==== Data to use ====

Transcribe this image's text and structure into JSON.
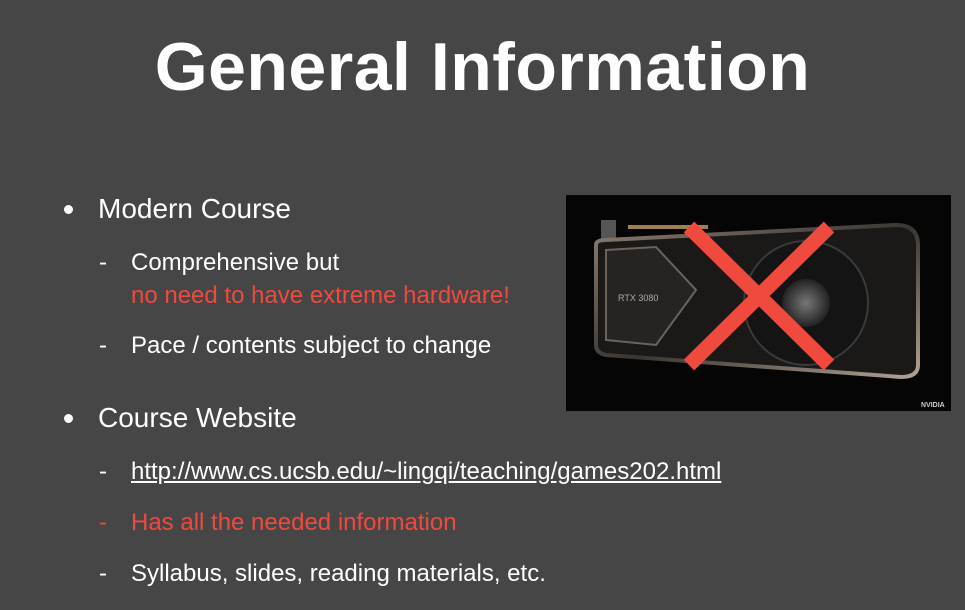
{
  "title": "General Information",
  "bullets": [
    {
      "label": "Modern Course",
      "items": [
        {
          "line1": "Comprehensive but",
          "line2": "no need to have extreme hardware!"
        },
        {
          "line1": "Pace / contents subject to change"
        }
      ]
    },
    {
      "label": "Course Website",
      "items": [
        {
          "line1": "http://www.cs.ucsb.edu/~lingqi/teaching/games202.html"
        },
        {
          "line1": "Has all the needed information"
        },
        {
          "line1": "Syllabus, slides, reading materials, etc."
        }
      ]
    }
  ],
  "image": {
    "card_label": "RTX 3080",
    "brand": "NVIDIA"
  },
  "colors": {
    "background": "#464646",
    "accent": "#f0493e"
  }
}
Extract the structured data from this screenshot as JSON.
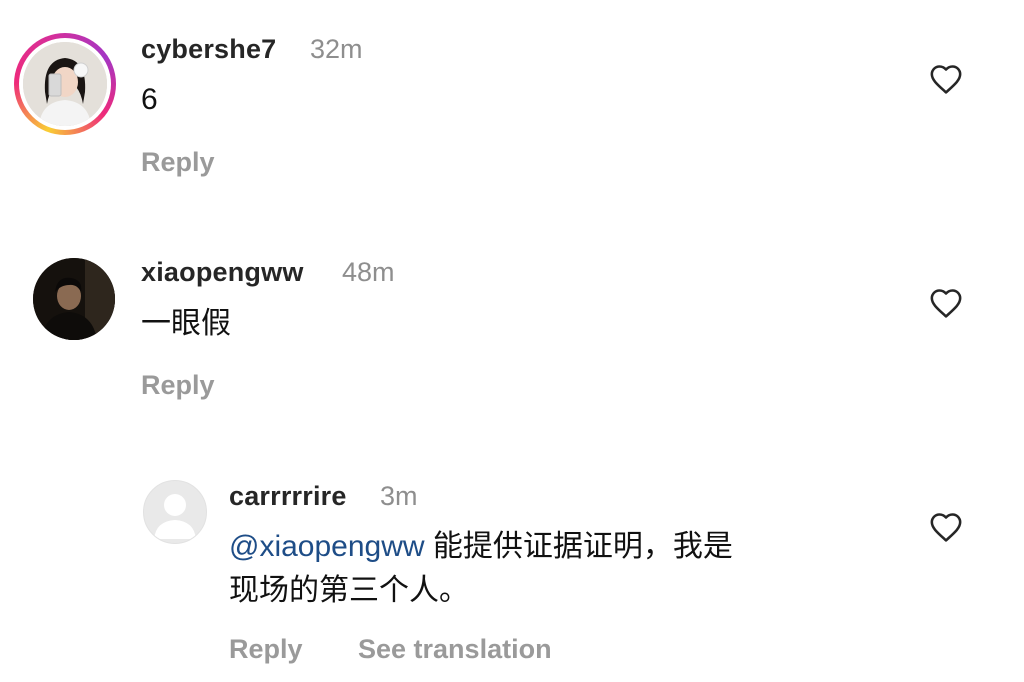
{
  "comments": [
    {
      "username": "cybershe7",
      "time": "32m",
      "text": "6",
      "reply_label": "Reply",
      "avatar_icon": "profile-photo-avatar",
      "has_story_ring": true
    },
    {
      "username": "xiaopengww",
      "time": "48m",
      "text": "一眼假",
      "reply_label": "Reply",
      "avatar_icon": "profile-photo-avatar"
    },
    {
      "username": "carrrrrire",
      "time": "3m",
      "mention": "@xiaopengww",
      "text_line1": " 能提供证据证明，我是",
      "text_line2": "现场的第三个人。",
      "reply_label": "Reply",
      "translation_label": "See translation",
      "avatar_icon": "default-user-avatar"
    }
  ],
  "icons": {
    "like": "heart-outline-icon"
  },
  "colors": {
    "story_ring": [
      "#f9ce34",
      "#ee2a7b",
      "#a436c4"
    ],
    "mention": "#1e4d87",
    "muted": "#8e8e8e"
  }
}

====

• _Exercise directions_
Gather all lines from the listing above in which "this" occurs.

• _Task response_
Transcribe this image's text and structure into JSON.
Extract the structured data from this screenshot as JSON.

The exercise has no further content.